## [PASSAGE PROVIDED]
(begin)

Flat breads such as chapattis, rotis, naan and puri’s are served alongside the Dal and often used as the utensil to scoop up the soup like mixture. Chutneys, relish and pickles are served as condiments and enhance the flavors of the dal. Served with a fresh green salad you have the makings of a satisfying lunch or dinner meal.
In order to stay true to the traditional recipes I took a trip to my local library and picked up a few cookbooks written by Indian men, who wrote lovingly about the meals their mothers prepared when they were growing up. I enjoyed reading the stories of their childhoods and the way the recipes played into their lives for years thereafter. Although the internet is heavy with downloadable recipes I still prefer, or perhaps it is trust, what it written in a beautifully illustrated book, authored by a chef who knows what he/she is talking about. So for your reading appetite I introduce:
Indian Home Cooking, by Michael Batterberry (ISBN 0-609-61101-1)
The Turmeric Trail, Raghavan Iyer (ISBN 0-312-27682-6)
Fresh Indian, by, Sunil Vijayakar (ISBN 1-4351-0068-9)
And now for the recipes.
1 cup yellow split peas, picked over, washed and drained * ½ teaspoon turmeric *
1 teaspoon salt, or to taste * 4 cups water * 2 cups Swiss chard, chopped
1 tablespoon coconut oil * 1 tablespoon cumin seeds * 1 teaspoon fennel seed * 1 med. onion, chopped * 1 tablespoon fresh ginger, minced * 1 whole green chili, seeded, diced * 3 clove garlic, minced * ¼ cup chopped fresh cilantro * Juice of ½ lime or lemon
1. Put the split peas into a large saucepan with the turmeric, salt, and water. Bring to a boil and skim well. Reduce the heat and simmer, covered, until the lentils are soft, 20 to 30 minutes. 2. Add water during cooking, if necessary. Taste for salt and add more if you need to. If you like a thicker dal, use a whisk to break up the lentils into a puree. If you like a thinner dal, add water.

(end)

## [DATASET RECORDS]

(begin)

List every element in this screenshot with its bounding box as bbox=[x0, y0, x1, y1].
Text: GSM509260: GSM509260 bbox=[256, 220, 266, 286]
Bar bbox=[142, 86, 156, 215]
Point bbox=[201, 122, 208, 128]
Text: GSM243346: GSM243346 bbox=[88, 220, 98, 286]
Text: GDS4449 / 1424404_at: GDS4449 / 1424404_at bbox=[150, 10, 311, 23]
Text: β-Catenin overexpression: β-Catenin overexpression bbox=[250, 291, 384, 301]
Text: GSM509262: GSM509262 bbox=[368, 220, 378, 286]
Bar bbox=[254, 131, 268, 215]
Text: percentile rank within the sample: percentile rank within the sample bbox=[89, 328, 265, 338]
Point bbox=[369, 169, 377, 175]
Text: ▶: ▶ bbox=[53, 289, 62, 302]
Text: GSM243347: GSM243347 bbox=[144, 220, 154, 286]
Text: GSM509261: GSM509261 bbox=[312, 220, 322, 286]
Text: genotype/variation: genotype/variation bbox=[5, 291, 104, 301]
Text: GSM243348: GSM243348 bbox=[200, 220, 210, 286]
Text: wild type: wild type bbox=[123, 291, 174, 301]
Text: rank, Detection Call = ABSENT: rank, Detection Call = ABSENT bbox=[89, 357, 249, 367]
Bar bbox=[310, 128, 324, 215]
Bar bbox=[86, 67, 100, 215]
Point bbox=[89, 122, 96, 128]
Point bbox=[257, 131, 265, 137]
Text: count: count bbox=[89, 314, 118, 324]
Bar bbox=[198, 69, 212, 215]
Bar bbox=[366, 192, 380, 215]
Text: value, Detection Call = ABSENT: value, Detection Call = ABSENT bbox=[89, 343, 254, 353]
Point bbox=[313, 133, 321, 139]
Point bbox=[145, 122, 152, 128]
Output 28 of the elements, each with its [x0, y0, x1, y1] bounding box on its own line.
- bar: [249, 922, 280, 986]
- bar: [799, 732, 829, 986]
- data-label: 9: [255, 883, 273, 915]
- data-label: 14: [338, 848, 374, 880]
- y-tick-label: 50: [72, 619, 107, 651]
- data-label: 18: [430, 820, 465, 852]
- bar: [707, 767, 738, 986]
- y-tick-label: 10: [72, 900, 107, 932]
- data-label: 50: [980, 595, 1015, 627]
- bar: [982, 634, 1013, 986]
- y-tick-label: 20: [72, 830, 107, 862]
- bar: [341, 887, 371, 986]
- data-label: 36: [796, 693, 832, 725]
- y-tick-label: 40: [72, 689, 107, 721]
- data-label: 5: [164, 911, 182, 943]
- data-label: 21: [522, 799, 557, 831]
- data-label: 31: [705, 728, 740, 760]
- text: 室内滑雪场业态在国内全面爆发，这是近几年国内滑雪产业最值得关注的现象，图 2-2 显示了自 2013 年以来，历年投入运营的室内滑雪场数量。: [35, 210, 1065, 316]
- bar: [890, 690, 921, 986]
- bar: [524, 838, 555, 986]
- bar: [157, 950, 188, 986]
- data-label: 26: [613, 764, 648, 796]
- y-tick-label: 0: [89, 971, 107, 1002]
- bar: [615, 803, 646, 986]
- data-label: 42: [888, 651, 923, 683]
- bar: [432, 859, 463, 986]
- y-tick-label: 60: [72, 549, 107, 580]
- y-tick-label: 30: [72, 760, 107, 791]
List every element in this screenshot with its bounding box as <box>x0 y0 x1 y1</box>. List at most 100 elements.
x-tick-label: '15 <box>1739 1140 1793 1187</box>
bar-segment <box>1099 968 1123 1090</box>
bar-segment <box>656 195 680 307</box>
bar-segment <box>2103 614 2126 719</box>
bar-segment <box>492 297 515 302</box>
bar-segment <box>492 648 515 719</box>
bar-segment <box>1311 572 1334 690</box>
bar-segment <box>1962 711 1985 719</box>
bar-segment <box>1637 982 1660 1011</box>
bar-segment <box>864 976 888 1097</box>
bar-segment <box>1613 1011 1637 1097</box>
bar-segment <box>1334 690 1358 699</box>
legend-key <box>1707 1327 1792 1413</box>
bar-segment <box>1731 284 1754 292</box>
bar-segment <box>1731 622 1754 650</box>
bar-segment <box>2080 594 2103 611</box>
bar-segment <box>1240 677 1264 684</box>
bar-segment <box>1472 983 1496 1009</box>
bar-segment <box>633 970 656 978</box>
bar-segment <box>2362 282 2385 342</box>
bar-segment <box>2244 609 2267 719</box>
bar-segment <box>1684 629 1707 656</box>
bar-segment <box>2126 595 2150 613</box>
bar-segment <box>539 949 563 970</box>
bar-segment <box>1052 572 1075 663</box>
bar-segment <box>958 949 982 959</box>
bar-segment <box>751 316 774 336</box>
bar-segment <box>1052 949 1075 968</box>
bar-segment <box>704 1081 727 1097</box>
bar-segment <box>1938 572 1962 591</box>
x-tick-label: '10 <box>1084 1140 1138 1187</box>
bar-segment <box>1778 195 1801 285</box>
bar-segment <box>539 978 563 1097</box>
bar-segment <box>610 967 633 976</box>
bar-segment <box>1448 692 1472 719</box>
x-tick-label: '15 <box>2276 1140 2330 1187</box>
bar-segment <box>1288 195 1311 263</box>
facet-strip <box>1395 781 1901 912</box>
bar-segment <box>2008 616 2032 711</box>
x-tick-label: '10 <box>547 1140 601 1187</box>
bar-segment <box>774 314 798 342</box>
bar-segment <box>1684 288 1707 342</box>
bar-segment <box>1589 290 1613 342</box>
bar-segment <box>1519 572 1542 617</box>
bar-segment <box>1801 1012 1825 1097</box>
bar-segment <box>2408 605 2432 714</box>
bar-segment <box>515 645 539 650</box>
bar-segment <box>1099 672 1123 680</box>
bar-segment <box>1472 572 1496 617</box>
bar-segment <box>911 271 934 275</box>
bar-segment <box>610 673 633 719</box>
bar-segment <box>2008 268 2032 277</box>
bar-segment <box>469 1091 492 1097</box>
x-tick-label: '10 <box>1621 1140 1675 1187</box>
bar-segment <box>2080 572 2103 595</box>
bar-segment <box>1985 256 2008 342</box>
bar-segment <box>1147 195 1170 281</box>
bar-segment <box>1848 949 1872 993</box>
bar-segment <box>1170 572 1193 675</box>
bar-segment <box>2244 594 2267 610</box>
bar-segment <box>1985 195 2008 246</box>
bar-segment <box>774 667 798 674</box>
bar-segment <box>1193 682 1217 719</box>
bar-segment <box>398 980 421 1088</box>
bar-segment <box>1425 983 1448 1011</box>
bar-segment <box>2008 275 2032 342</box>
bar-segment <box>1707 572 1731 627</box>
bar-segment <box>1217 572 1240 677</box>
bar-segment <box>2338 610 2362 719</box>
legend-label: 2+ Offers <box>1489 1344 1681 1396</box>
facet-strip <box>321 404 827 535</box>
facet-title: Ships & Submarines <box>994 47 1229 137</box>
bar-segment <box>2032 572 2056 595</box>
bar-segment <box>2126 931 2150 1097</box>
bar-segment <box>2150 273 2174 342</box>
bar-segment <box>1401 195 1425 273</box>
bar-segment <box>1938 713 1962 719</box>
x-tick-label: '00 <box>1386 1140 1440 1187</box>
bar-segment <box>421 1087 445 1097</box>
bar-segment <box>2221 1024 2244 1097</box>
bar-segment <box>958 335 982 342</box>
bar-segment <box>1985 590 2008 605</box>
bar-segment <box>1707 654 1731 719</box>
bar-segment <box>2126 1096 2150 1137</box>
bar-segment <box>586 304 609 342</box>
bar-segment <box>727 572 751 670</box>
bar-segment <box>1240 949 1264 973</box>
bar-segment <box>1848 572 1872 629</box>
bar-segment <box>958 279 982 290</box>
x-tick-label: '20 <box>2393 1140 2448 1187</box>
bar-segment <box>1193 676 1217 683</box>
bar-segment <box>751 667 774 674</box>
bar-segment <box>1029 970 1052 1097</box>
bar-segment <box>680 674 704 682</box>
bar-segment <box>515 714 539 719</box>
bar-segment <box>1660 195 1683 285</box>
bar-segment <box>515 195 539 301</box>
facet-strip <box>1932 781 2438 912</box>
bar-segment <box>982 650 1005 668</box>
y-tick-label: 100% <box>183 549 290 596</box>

(end)

## [WRITTEN INSTRUCTION]
Write out the passage on dal from "In order to" to "for the recipes.", substituting "bookstore" for "library". The entries play no part in what comes next.

## [ANSWER]
In order to stay true to the traditional recipes I took a trip to my local bookstore and picked up a few cookbooks written by Indian men, who wrote lovingly about the meals their mothers prepared when they were growing up. I enjoyed reading the stories of their childhoods and the way the recipes played into their lives for years thereafter. Although the internet is heavy with downloadable recipes I still prefer, or perhaps it is trust, what it written in a beautifully illustrated book, authored by a chef who knows what he/she is talking about. So for your reading appetite I introduce:
Indian Home Cooking, by Michael Batterberry (ISBN 0-609-61101-1)
The Turmeric Trail, Raghavan Iyer (ISBN 0-312-27682-6)
Fresh Indian, by, Sunil Vijayakar (ISBN 1-4351-0068-9)
And now for the recipes.